TASK DIRECTIONS:
Transcribe all of the records word for word, but omit the pictures.
[DATA IN THIS EXERCISE start]
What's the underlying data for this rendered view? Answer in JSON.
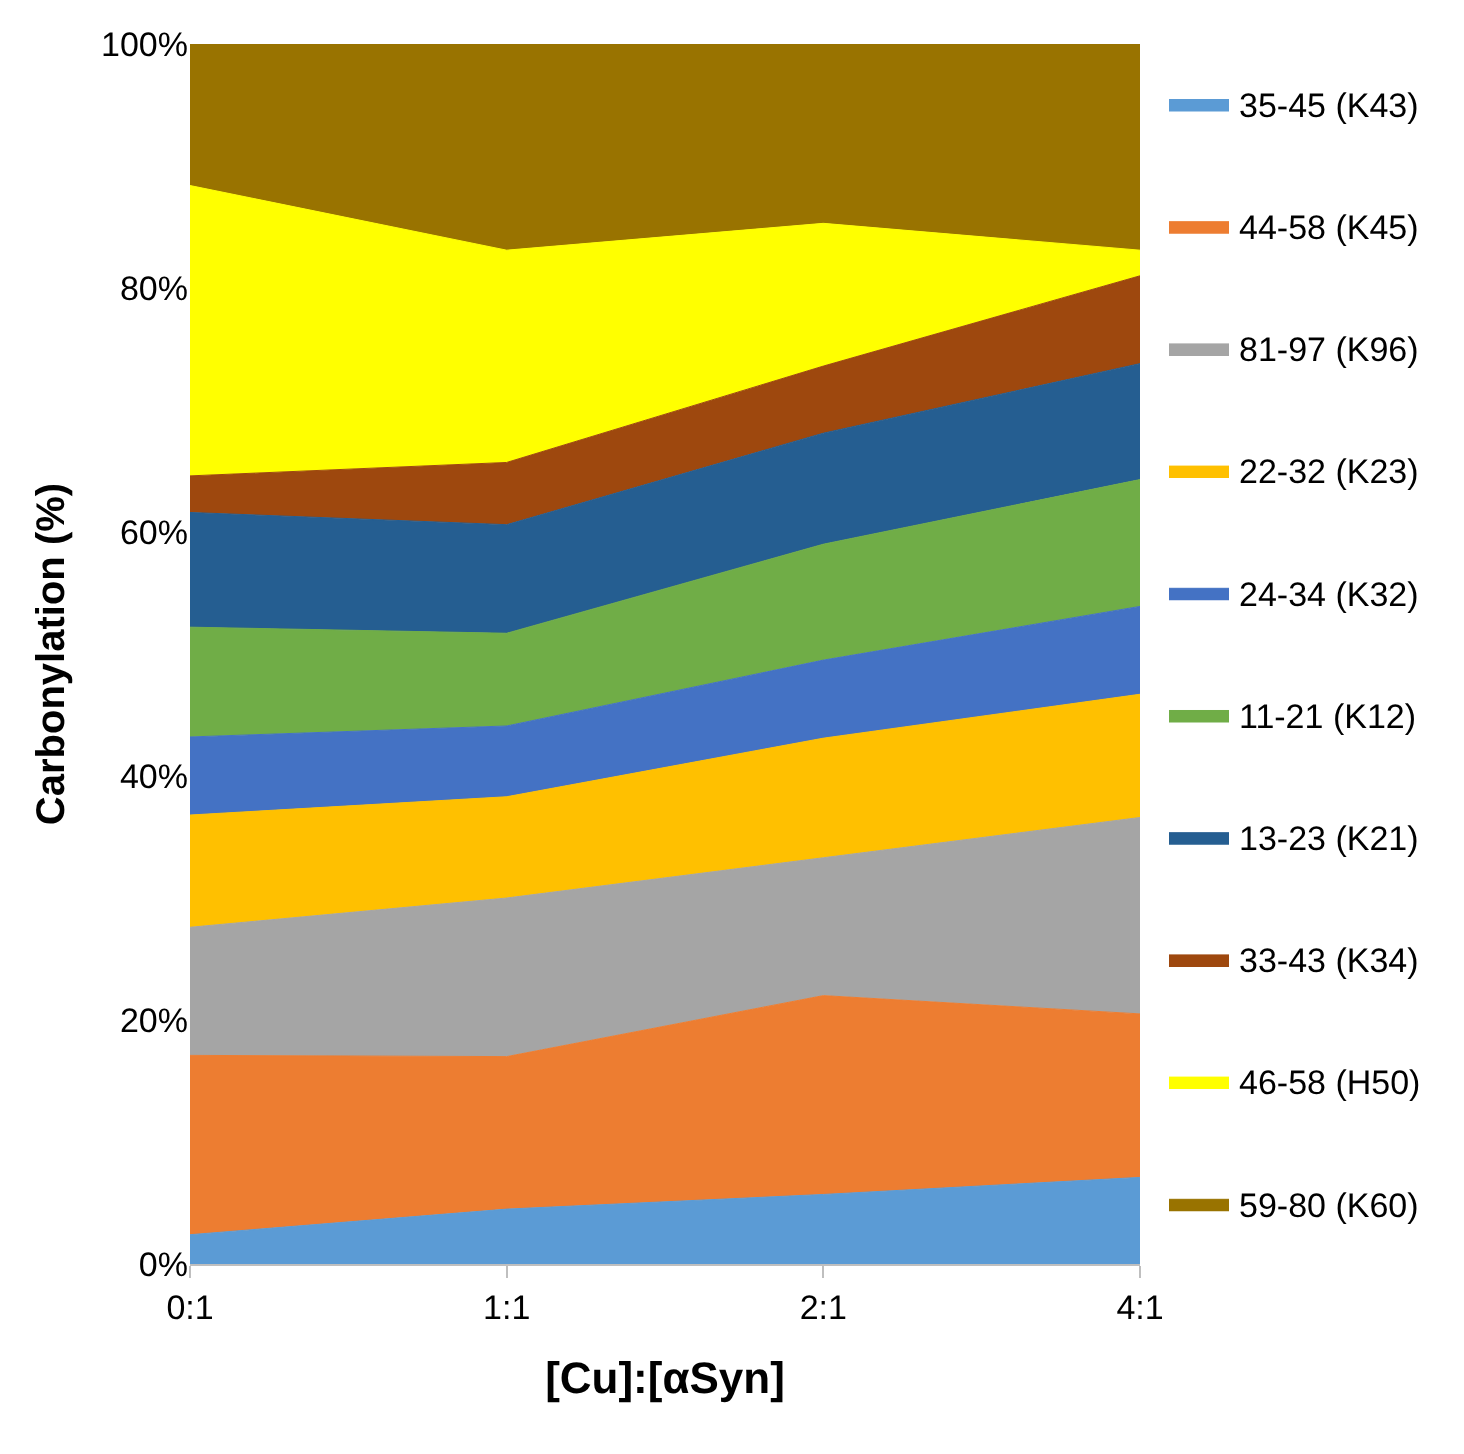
{
  "chart_data": {
    "type": "area",
    "stacked": true,
    "xlabel": "[Cu]:[αSyn]",
    "ylabel": "Carbonylation (%)",
    "categories": [
      "0:1",
      "1:1",
      "2:1",
      "4:1"
    ],
    "ylim": [
      0,
      100
    ],
    "yticks": [
      {
        "value": 0,
        "label": "0%"
      },
      {
        "value": 20,
        "label": "20%"
      },
      {
        "value": 40,
        "label": "40%"
      },
      {
        "value": 60,
        "label": "60%"
      },
      {
        "value": 80,
        "label": "80%"
      },
      {
        "value": 100,
        "label": "100%"
      }
    ],
    "legend": "right",
    "series": [
      {
        "name": "35-45 (K43)",
        "color": "#5b9bd5",
        "values": [
          2.4,
          4.5,
          5.7,
          7.1
        ]
      },
      {
        "name": "44-58 (K45)",
        "color": "#ed7d31",
        "values": [
          14.7,
          12.5,
          16.3,
          13.4
        ]
      },
      {
        "name": "81-97 (K96)",
        "color": "#a5a5a5",
        "values": [
          10.5,
          13.0,
          11.3,
          16.1
        ]
      },
      {
        "name": "22-32 (K23)",
        "color": "#ffc000",
        "values": [
          9.2,
          8.3,
          9.8,
          10.1
        ]
      },
      {
        "name": "24-34 (K32)",
        "color": "#4472c4",
        "values": [
          6.4,
          5.8,
          6.4,
          7.2
        ]
      },
      {
        "name": "11-21 (K12)",
        "color": "#70ad47",
        "values": [
          9.0,
          7.6,
          9.5,
          10.4
        ]
      },
      {
        "name": "13-23 (K21)",
        "color": "#255e91",
        "values": [
          9.4,
          8.9,
          9.1,
          9.5
        ]
      },
      {
        "name": "33-43 (K34)",
        "color": "#9e480e",
        "values": [
          3.0,
          5.1,
          5.5,
          7.2
        ]
      },
      {
        "name": "46-58 (H50)",
        "color": "#ffff00",
        "values": [
          23.8,
          17.4,
          11.7,
          2.1
        ]
      },
      {
        "name": "59-80 (K60)",
        "color": "#997300",
        "values": [
          11.6,
          16.9,
          14.7,
          16.9
        ]
      }
    ]
  }
}
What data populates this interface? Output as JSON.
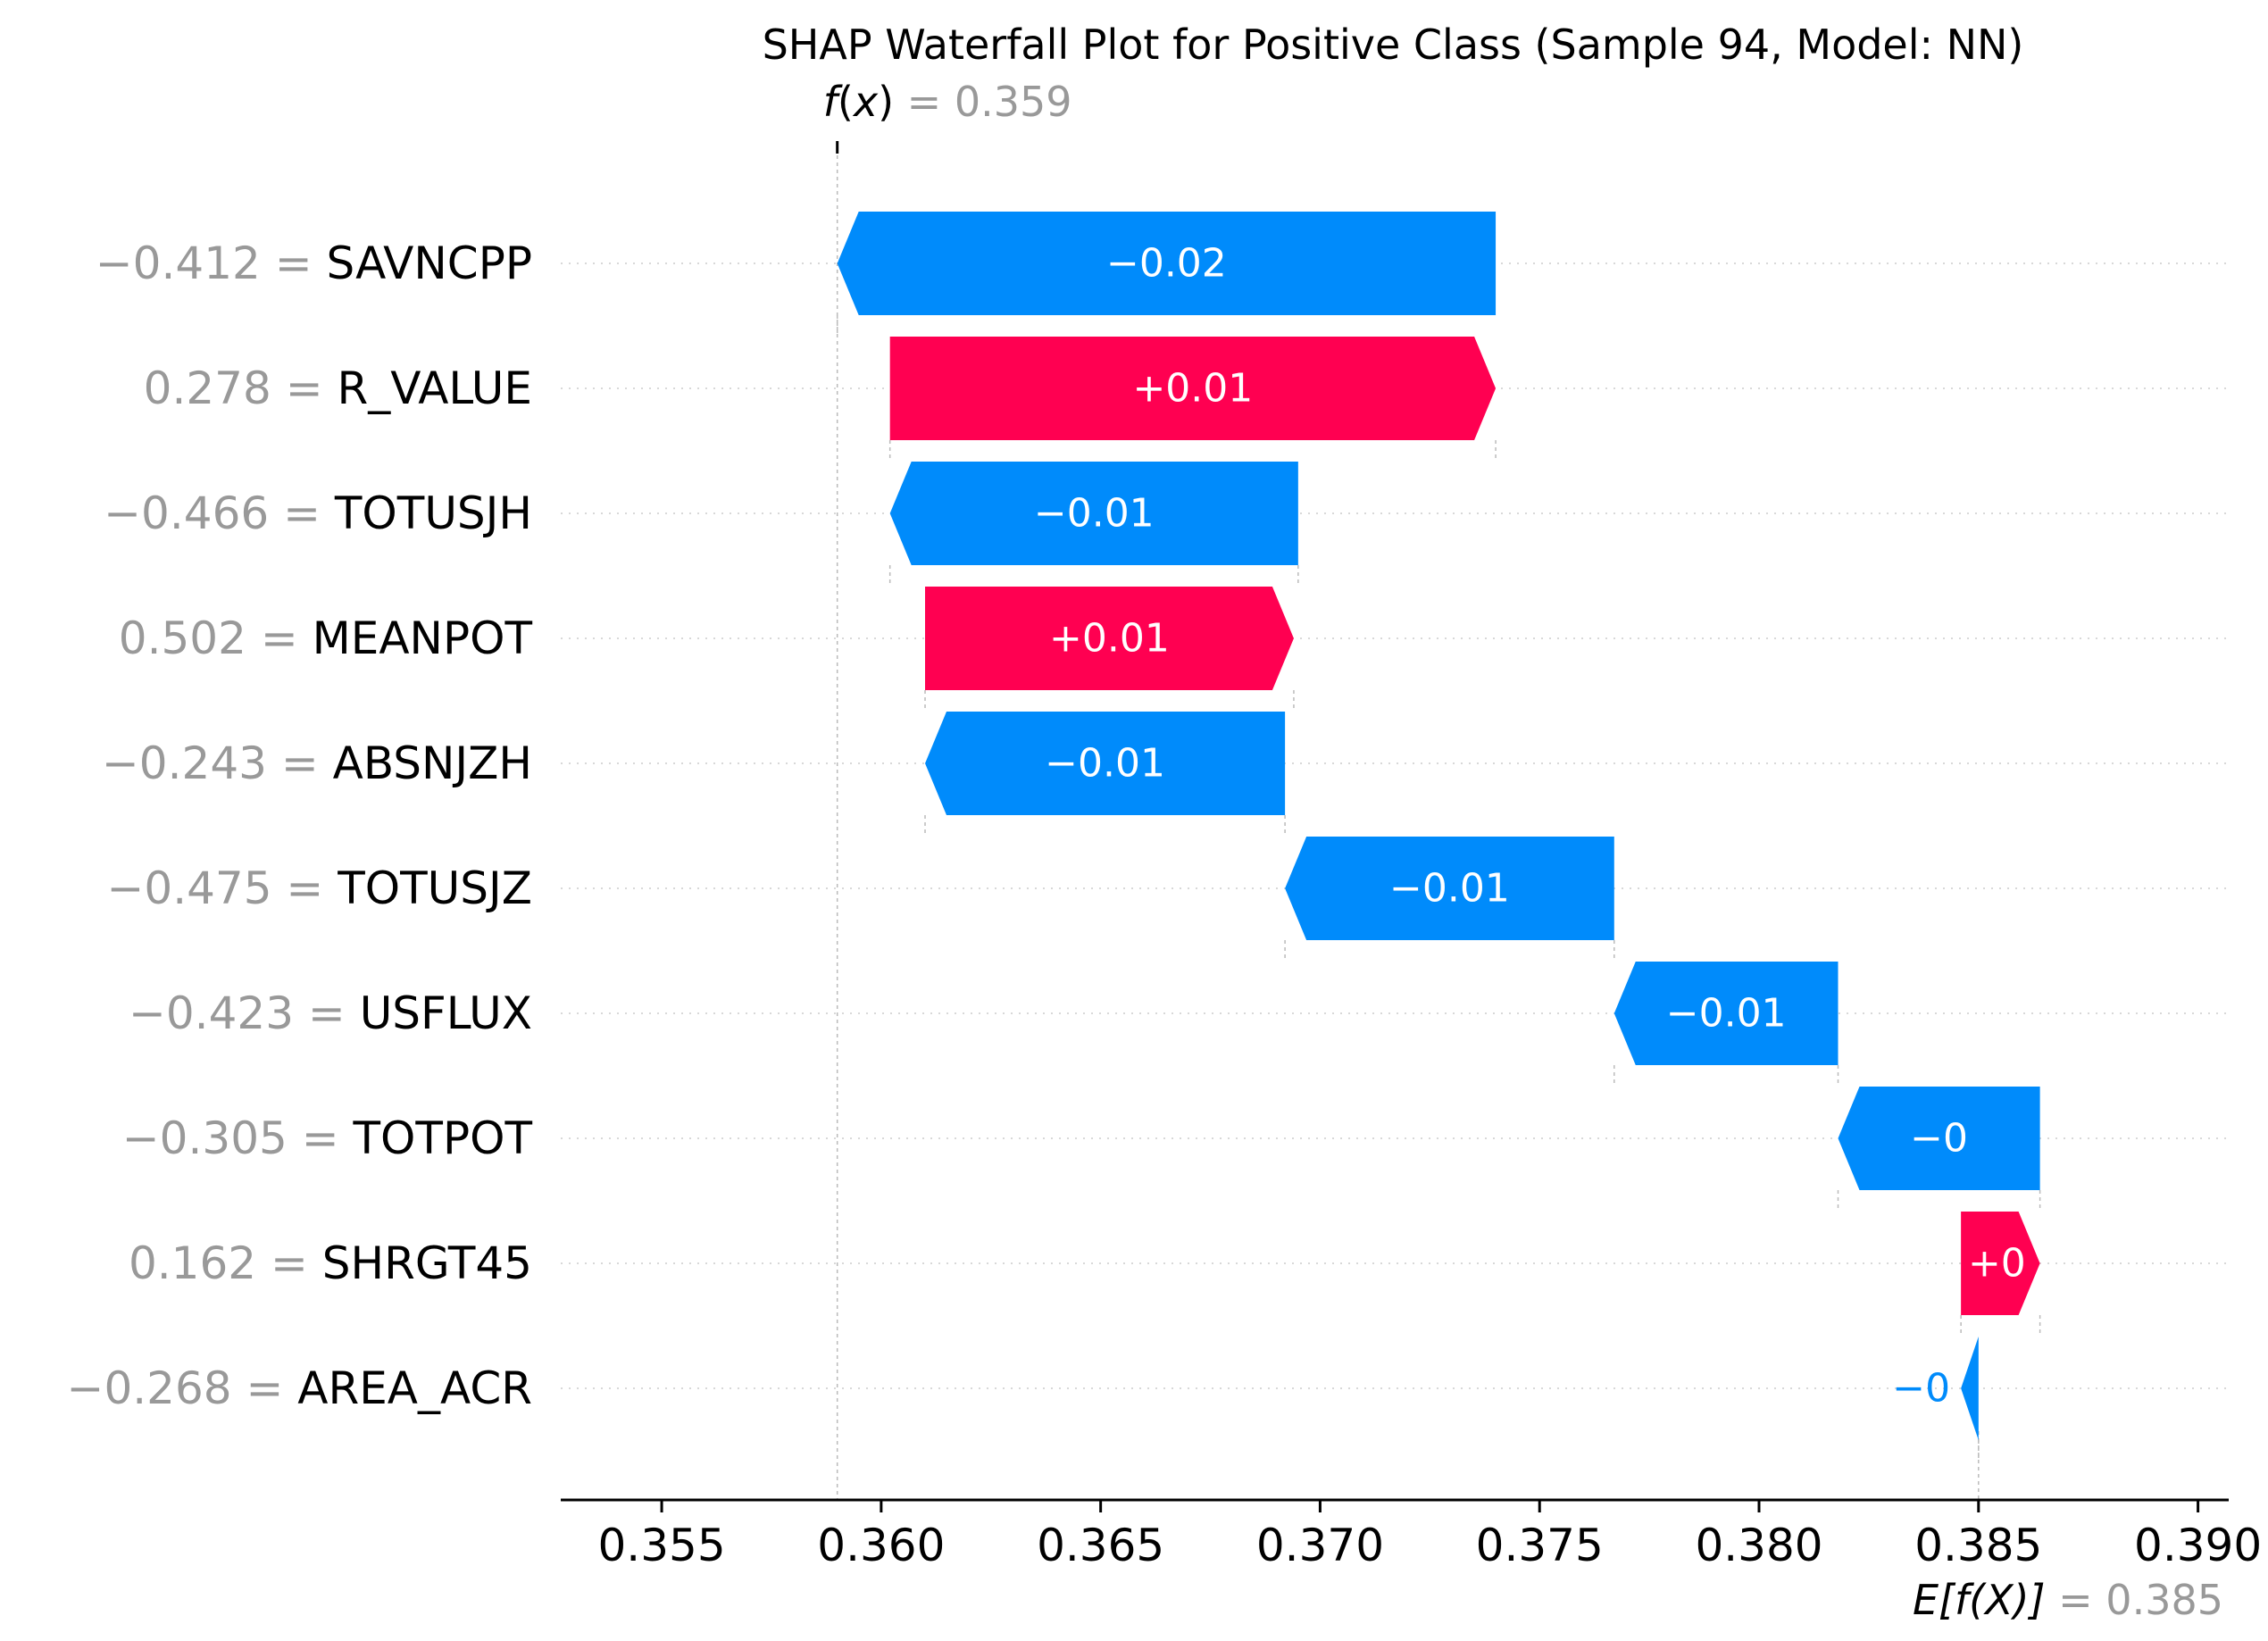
{
  "chart_data": {
    "type": "waterfall",
    "title": "SHAP Waterfall Plot for Positive Class (Sample 94, Model: NN)",
    "fx": {
      "label_main": "f",
      "label_arg": "x",
      "eq": "= 0.359",
      "value": 0.359
    },
    "efx": {
      "label_main": "E[f(X)]",
      "eq": "= 0.385",
      "value": 0.385
    },
    "xlim": [
      0.3527,
      0.3907
    ],
    "xticks": [
      {
        "value": 0.355,
        "label": "0.355"
      },
      {
        "value": 0.36,
        "label": "0.360"
      },
      {
        "value": 0.365,
        "label": "0.365"
      },
      {
        "value": 0.37,
        "label": "0.370"
      },
      {
        "value": 0.375,
        "label": "0.375"
      },
      {
        "value": 0.38,
        "label": "0.380"
      },
      {
        "value": 0.385,
        "label": "0.385"
      },
      {
        "value": 0.39,
        "label": "0.390"
      }
    ],
    "features": [
      {
        "name": "SAVNCPP",
        "value_label": "−0.412 =",
        "shap": -0.015,
        "shap_label": "−0.02",
        "end": 0.374
      },
      {
        "name": "R_VALUE",
        "value_label": "0.278 =",
        "shap": 0.0138,
        "shap_label": "+0.01",
        "end": 0.3602
      },
      {
        "name": "TOTUSJH",
        "value_label": "−0.466 =",
        "shap": -0.0093,
        "shap_label": "−0.01",
        "end": 0.3695
      },
      {
        "name": "MEANPOT",
        "value_label": "0.502 =",
        "shap": 0.0084,
        "shap_label": "+0.01",
        "end": 0.361
      },
      {
        "name": "ABSNJZH",
        "value_label": "−0.243 =",
        "shap": -0.0082,
        "shap_label": "−0.01",
        "end": 0.3692
      },
      {
        "name": "TOTUSJZ",
        "value_label": "−0.475 =",
        "shap": -0.0075,
        "shap_label": "−0.01",
        "end": 0.3767
      },
      {
        "name": "USFLUX",
        "value_label": "−0.423 =",
        "shap": -0.0051,
        "shap_label": "−0.01",
        "end": 0.3818
      },
      {
        "name": "TOTPOT",
        "value_label": "−0.305 =",
        "shap": -0.0046,
        "shap_label": "−0",
        "end": 0.3864
      },
      {
        "name": "SHRGT45",
        "value_label": "0.162 =",
        "shap": 0.0018,
        "shap_label": "+0",
        "end": 0.3846
      },
      {
        "name": "AREA_ACR",
        "value_label": "−0.268 =",
        "shap": -0.0004,
        "shap_label": "−0",
        "end": 0.385
      }
    ],
    "colors": {
      "positive": "#ff0051",
      "negative": "#008bfb",
      "muted": "#999999",
      "text": "#000000"
    }
  }
}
[DATA IN THIS EXERCISE end]
WRITTEN ANSWER:
What's the underlying data for this rendered view? Answer in JSON.
{
  "chart_data": {
    "type": "area",
    "stacked": true,
    "xlabel": "[Cu]:[αSyn]",
    "ylabel": "Carbonylation (%)",
    "categories": [
      "0:1",
      "1:1",
      "2:1",
      "4:1"
    ],
    "ylim": [
      0,
      100
    ],
    "yticks": [
      {
        "value": 0,
        "label": "0%"
      },
      {
        "value": 20,
        "label": "20%"
      },
      {
        "value": 40,
        "label": "40%"
      },
      {
        "value": 60,
        "label": "60%"
      },
      {
        "value": 80,
        "label": "80%"
      },
      {
        "value": 100,
        "label": "100%"
      }
    ],
    "legend": "right",
    "series": [
      {
        "name": "35-45 (K43)",
        "color": "#5b9bd5",
        "values": [
          2.4,
          4.5,
          5.7,
          7.1
        ]
      },
      {
        "name": "44-58 (K45)",
        "color": "#ed7d31",
        "values": [
          14.7,
          12.5,
          16.3,
          13.4
        ]
      },
      {
        "name": "81-97 (K96)",
        "color": "#a5a5a5",
        "values": [
          10.5,
          13.0,
          11.3,
          16.1
        ]
      },
      {
        "name": "22-32 (K23)",
        "color": "#ffc000",
        "values": [
          9.2,
          8.3,
          9.8,
          10.1
        ]
      },
      {
        "name": "24-34 (K32)",
        "color": "#4472c4",
        "values": [
          6.4,
          5.8,
          6.4,
          7.2
        ]
      },
      {
        "name": "11-21 (K12)",
        "color": "#70ad47",
        "values": [
          9.0,
          7.6,
          9.5,
          10.4
        ]
      },
      {
        "name": "13-23 (K21)",
        "color": "#255e91",
        "values": [
          9.4,
          8.9,
          9.1,
          9.5
        ]
      },
      {
        "name": "33-43 (K34)",
        "color": "#9e480e",
        "values": [
          3.0,
          5.1,
          5.5,
          7.2
        ]
      },
      {
        "name": "46-58 (H50)",
        "color": "#ffff00",
        "values": [
          23.8,
          17.4,
          11.7,
          2.1
        ]
      },
      {
        "name": "59-80 (K60)",
        "color": "#997300",
        "values": [
          11.6,
          16.9,
          14.7,
          16.9
        ]
      }
    ]
  }
}
What data populates this interface? Output as JSON.
{
  "chart_data": {
    "type": "waterfall",
    "title": "SHAP Waterfall Plot for Positive Class (Sample 94, Model: NN)",
    "fx": {
      "label_main": "f",
      "label_arg": "x",
      "eq": "= 0.359",
      "value": 0.359
    },
    "efx": {
      "label_main": "E[f(X)]",
      "eq": "= 0.385",
      "value": 0.385
    },
    "xlim": [
      0.3527,
      0.3907
    ],
    "xticks": [
      {
        "value": 0.355,
        "label": "0.355"
      },
      {
        "value": 0.36,
        "label": "0.360"
      },
      {
        "value": 0.365,
        "label": "0.365"
      },
      {
        "value": 0.37,
        "label": "0.370"
      },
      {
        "value": 0.375,
        "label": "0.375"
      },
      {
        "value": 0.38,
        "label": "0.380"
      },
      {
        "value": 0.385,
        "label": "0.385"
      },
      {
        "value": 0.39,
        "label": "0.390"
      }
    ],
    "features": [
      {
        "name": "SAVNCPP",
        "value_label": "−0.412 =",
        "shap": -0.015,
        "shap_label": "−0.02",
        "end": 0.374
      },
      {
        "name": "R_VALUE",
        "value_label": "0.278 =",
        "shap": 0.0138,
        "shap_label": "+0.01",
        "end": 0.3602
      },
      {
        "name": "TOTUSJH",
        "value_label": "−0.466 =",
        "shap": -0.0093,
        "shap_label": "−0.01",
        "end": 0.3695
      },
      {
        "name": "MEANPOT",
        "value_label": "0.502 =",
        "shap": 0.0084,
        "shap_label": "+0.01",
        "end": 0.361
      },
      {
        "name": "ABSNJZH",
        "value_label": "−0.243 =",
        "shap": -0.0082,
        "shap_label": "−0.01",
        "end": 0.3692
      },
      {
        "name": "TOTUSJZ",
        "value_label": "−0.475 =",
        "shap": -0.0075,
        "shap_label": "−0.01",
        "end": 0.3767
      },
      {
        "name": "USFLUX",
        "value_label": "−0.423 =",
        "shap": -0.0051,
        "shap_label": "−0.01",
        "end": 0.3818
      },
      {
        "name": "TOTPOT",
        "value_label": "−0.305 =",
        "shap": -0.0046,
        "shap_label": "−0",
        "end": 0.3864
      },
      {
        "name": "SHRGT45",
        "value_label": "0.162 =",
        "shap": 0.0018,
        "shap_label": "+0",
        "end": 0.3846
      },
      {
        "name": "AREA_ACR",
        "value_label": "−0.268 =",
        "shap": -0.0004,
        "shap_label": "−0",
        "end": 0.385
      }
    ],
    "colors": {
      "positive": "#ff0051",
      "negative": "#008bfb",
      "muted": "#999999",
      "text": "#000000"
    }
  }
}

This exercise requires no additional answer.